**Problem statement**
Comb the records below for the string "icon" and copy each line where it turns up.

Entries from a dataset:
· · · ·

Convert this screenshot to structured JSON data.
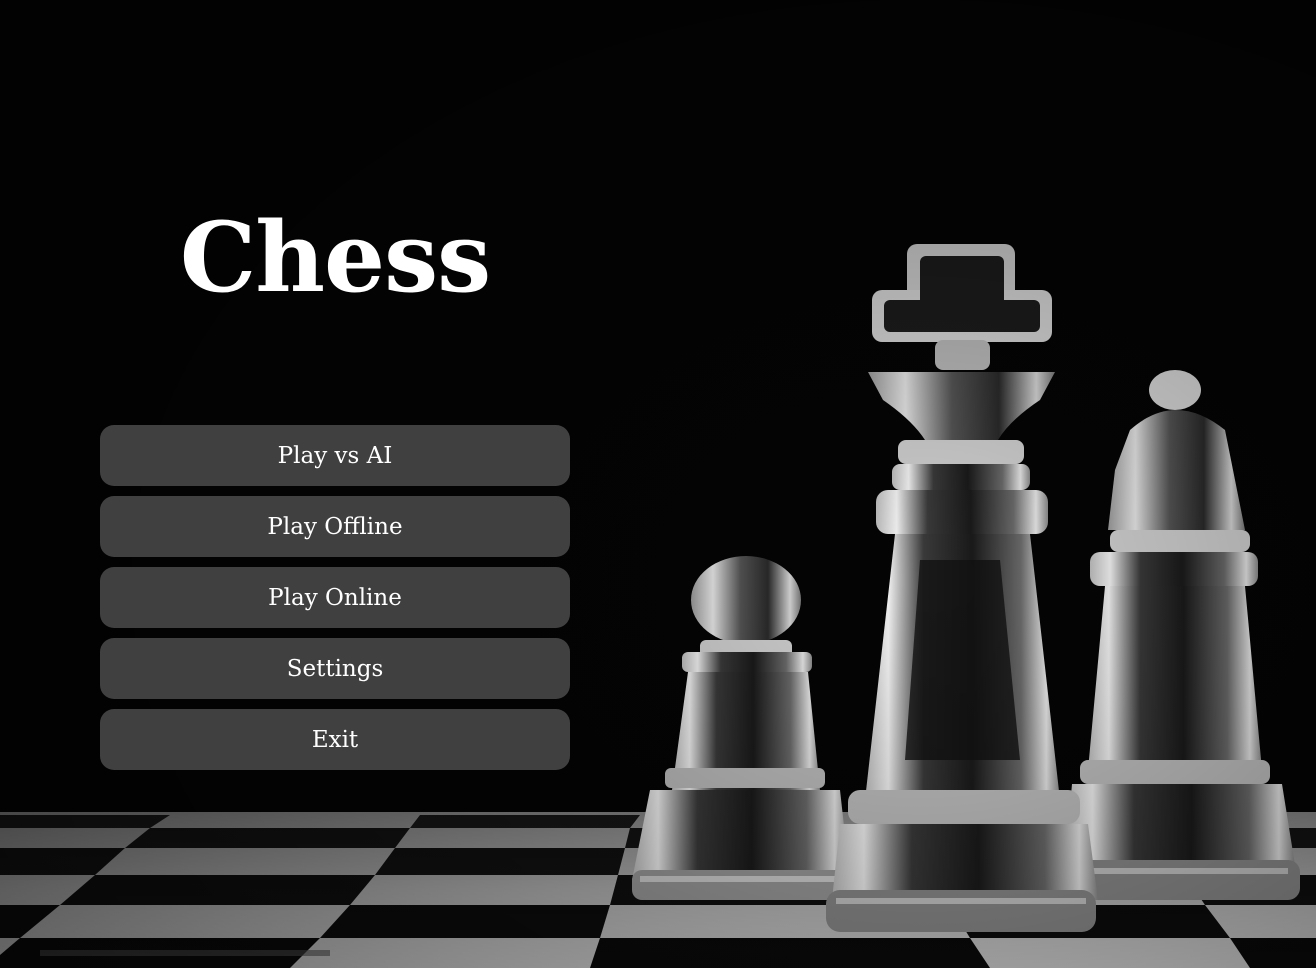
{
  "title": "Chess",
  "menu": {
    "items": [
      {
        "label": "Play vs AI"
      },
      {
        "label": "Play Offline"
      },
      {
        "label": "Play Online"
      },
      {
        "label": "Settings"
      },
      {
        "label": "Exit"
      }
    ]
  },
  "colors": {
    "background": "#030303",
    "button": "#404040",
    "text": "#ffffff"
  },
  "background_image": {
    "pieces": [
      "pawn-piece",
      "king-piece",
      "bishop-piece"
    ],
    "board": "checkerboard"
  }
}
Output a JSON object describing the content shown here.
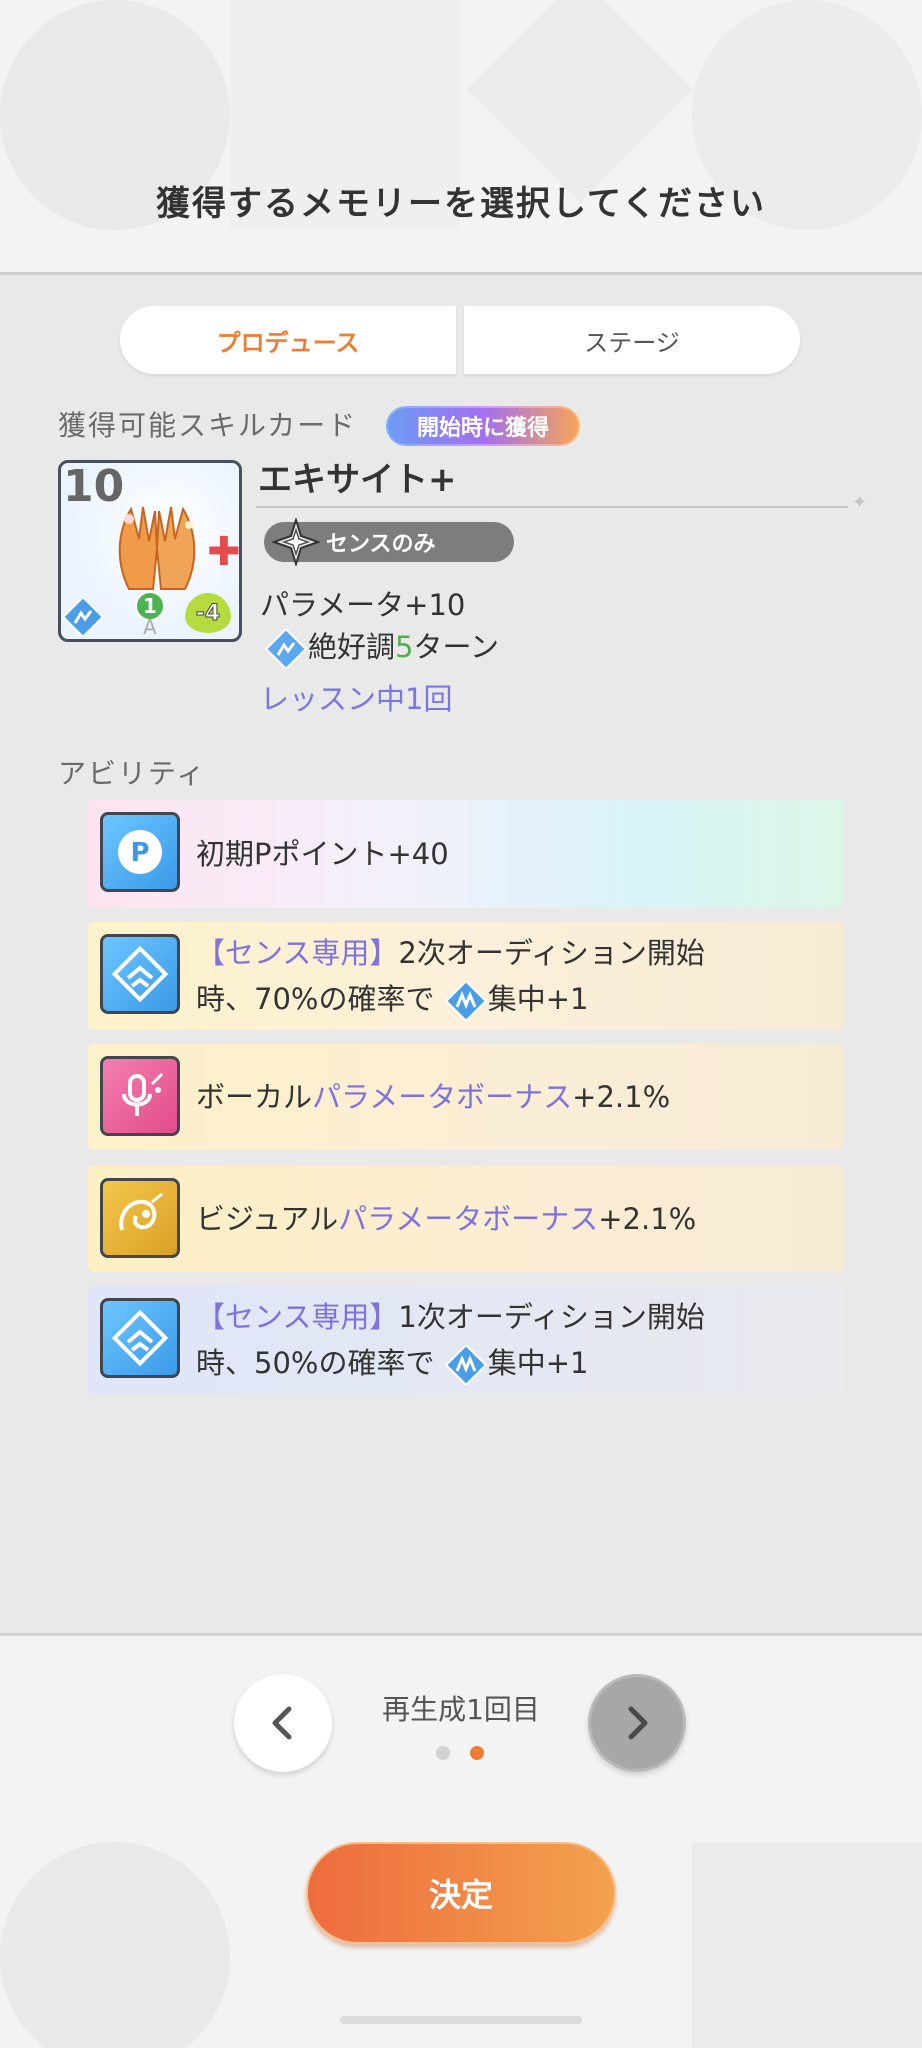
{
  "header": {
    "title": "獲得するメモリーを選択してください"
  },
  "tabs": [
    {
      "label": "プロデュース",
      "active": true
    },
    {
      "label": "ステージ",
      "active": false
    }
  ],
  "skill_section": {
    "label": "獲得可能スキルカード",
    "badge": "開始時に獲得",
    "card": {
      "level": "10",
      "name": "エキサイト+",
      "cost": "1",
      "stamina": "-4",
      "rank": "A",
      "restriction": "センスのみ",
      "effect_param_prefix": "パラメータ+",
      "effect_param_value": "10",
      "effect_buff_name": "絶好調",
      "effect_buff_turns": "5",
      "effect_buff_suffix": "ターン",
      "effect_lesson": "レッスン中1回"
    }
  },
  "ability_section": {
    "label": "アビリティ",
    "items": [
      {
        "icon": "p-point-icon",
        "text": "初期Pポイント+40"
      },
      {
        "icon": "sense-diamond-icon",
        "highlight": "【センス専用】",
        "text_a": "2次オーディション開始",
        "text_b": "時、70%の確率で",
        "buff": "集中+1"
      },
      {
        "icon": "vocal-mic-icon",
        "prefix": "ボーカル",
        "highlight": "パラメータボーナス",
        "suffix": "+2.1%"
      },
      {
        "icon": "visual-icon",
        "prefix": "ビジュアル",
        "highlight": "パラメータボーナス",
        "suffix": "+2.1%"
      },
      {
        "icon": "sense-diamond-icon",
        "highlight": "【センス専用】",
        "text_a": "1次オーディション開始",
        "text_b": "時、50%の確率で",
        "buff": "集中+1"
      }
    ]
  },
  "footer": {
    "regen_label": "再生成1回目",
    "prev_symbol": "<",
    "next_symbol": ">",
    "page_count": 2,
    "current_page": 2,
    "confirm_label": "決定"
  },
  "colors": {
    "accent_orange": "#ec7d34",
    "highlight_purple": "#7d72e0",
    "buff_green": "#4fb04f"
  }
}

· · · ·

**Final result**
        "icon": "p-point-icon",
        "icon": "sense-diamond-icon",
        "icon": "vocal-mic-icon",
        "icon": "visual-icon",
        "icon": "sense-diamond-icon",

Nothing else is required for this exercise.